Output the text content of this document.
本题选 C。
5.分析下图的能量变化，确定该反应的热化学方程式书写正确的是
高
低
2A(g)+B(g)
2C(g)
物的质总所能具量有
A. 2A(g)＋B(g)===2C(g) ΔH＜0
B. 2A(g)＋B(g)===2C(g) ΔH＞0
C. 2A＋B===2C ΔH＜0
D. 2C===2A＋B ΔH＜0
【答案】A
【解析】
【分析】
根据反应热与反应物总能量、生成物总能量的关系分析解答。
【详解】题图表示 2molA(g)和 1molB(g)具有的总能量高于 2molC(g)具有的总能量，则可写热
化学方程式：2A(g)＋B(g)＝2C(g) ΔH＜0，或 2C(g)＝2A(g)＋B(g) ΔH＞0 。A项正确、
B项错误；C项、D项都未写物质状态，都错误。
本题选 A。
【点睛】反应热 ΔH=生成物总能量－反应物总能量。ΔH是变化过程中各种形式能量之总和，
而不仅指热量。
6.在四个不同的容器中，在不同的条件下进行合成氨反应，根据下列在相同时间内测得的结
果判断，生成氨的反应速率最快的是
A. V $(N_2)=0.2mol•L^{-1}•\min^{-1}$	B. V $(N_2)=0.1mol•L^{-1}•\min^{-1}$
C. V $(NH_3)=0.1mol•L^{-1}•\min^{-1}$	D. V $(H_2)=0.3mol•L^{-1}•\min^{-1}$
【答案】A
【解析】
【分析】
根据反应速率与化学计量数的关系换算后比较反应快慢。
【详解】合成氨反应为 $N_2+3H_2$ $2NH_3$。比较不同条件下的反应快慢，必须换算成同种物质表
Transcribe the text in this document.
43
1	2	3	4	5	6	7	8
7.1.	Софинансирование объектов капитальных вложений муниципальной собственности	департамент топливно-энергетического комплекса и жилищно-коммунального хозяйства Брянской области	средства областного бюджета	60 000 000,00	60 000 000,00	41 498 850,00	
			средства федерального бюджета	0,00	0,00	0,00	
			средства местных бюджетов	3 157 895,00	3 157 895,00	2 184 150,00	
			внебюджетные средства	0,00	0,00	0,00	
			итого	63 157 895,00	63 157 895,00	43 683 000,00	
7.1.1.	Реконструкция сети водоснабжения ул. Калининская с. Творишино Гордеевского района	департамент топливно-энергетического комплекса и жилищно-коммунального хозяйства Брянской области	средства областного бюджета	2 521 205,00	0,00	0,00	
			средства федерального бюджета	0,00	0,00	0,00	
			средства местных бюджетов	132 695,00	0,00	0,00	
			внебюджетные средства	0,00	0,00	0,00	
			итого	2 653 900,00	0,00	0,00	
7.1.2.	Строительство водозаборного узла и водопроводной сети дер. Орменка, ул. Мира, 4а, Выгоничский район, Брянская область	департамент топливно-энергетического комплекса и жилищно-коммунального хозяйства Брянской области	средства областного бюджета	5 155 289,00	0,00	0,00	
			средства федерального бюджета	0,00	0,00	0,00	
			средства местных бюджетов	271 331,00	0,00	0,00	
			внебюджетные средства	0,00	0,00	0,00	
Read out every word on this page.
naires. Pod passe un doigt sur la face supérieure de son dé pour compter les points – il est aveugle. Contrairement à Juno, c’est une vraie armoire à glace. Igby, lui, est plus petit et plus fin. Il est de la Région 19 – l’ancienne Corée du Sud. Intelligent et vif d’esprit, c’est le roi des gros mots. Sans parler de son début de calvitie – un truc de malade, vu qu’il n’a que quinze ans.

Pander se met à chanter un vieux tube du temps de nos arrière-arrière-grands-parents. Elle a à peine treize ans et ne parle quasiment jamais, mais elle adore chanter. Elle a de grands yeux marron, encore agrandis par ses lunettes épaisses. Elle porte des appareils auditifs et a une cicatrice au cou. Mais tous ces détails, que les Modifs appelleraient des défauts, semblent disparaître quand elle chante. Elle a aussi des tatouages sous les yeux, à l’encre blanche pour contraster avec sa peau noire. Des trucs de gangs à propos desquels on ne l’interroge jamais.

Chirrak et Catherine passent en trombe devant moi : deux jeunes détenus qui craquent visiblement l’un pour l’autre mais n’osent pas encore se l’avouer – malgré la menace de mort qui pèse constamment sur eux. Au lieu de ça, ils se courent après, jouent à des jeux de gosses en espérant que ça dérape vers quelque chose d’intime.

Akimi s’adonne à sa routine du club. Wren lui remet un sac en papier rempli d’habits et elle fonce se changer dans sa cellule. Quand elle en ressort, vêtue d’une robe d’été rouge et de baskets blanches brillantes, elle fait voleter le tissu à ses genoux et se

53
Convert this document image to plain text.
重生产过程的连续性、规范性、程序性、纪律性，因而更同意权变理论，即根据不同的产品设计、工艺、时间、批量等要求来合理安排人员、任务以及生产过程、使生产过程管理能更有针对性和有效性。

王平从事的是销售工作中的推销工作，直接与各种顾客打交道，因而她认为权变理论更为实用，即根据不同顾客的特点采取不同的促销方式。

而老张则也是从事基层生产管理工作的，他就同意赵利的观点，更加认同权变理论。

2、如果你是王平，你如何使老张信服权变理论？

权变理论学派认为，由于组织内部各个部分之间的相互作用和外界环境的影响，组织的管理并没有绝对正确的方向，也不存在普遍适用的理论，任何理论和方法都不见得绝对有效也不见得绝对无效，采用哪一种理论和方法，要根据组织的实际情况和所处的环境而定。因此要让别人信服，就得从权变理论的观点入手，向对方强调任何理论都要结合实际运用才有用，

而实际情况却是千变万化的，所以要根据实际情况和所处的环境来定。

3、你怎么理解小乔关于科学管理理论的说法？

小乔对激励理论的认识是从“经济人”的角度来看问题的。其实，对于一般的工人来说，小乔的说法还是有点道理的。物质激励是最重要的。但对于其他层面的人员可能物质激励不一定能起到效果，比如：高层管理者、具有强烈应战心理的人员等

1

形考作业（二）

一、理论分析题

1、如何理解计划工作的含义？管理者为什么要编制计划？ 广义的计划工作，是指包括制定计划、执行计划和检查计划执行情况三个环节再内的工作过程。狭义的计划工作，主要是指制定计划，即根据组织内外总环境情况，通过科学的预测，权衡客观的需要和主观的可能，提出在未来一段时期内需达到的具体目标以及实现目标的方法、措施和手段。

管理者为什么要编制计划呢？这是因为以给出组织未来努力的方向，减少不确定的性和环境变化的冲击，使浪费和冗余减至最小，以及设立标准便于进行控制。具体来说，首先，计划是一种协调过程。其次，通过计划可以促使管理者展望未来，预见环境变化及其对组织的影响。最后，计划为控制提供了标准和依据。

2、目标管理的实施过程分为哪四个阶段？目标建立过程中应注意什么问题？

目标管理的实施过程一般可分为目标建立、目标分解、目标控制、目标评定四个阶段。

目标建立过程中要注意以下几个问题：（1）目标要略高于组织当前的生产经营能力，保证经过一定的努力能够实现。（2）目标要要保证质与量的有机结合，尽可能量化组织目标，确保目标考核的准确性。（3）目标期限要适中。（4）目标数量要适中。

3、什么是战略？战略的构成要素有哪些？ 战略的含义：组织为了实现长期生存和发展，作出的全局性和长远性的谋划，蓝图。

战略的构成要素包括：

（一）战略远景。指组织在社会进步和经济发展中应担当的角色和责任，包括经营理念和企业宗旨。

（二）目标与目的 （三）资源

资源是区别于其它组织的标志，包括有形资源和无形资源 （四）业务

_STATED EXERCISE_: Filter the listing above by the word "mais"; copy each line that passes.

_ANSWER TO THIS TASK_:
Pander se met à chanter un vieux tube du temps de nos arrière-arrière-grands-parents. Elle a à peine treize ans et ne parle quasiment jamais, mais elle adore chanter. Elle a de grands yeux marron, encore agrandis par ses lunettes épaisses. Elle porte des appareils auditifs et a une cicatrice au cou. Mais tous ces détails, que les Modifs appelleraient des défauts, semblent disparaître quand elle chante. Elle a aussi des tatouages sous les yeux, à l’encre blanche pour contraster avec sa peau noire. Des trucs de gangs à propos desquels on ne l’interroge jamais.
Chirrak et Catherine passent en trombe devant moi : deux jeunes détenus qui craquent visiblement l’un pour l’autre mais n’osent pas encore se l’avouer – malgré la menace de mort qui pèse constamment sur eux. Au lieu de ça, ils se courent après, jouent à des jeux de gosses en espérant que ça dérape vers quelque chose d’intime.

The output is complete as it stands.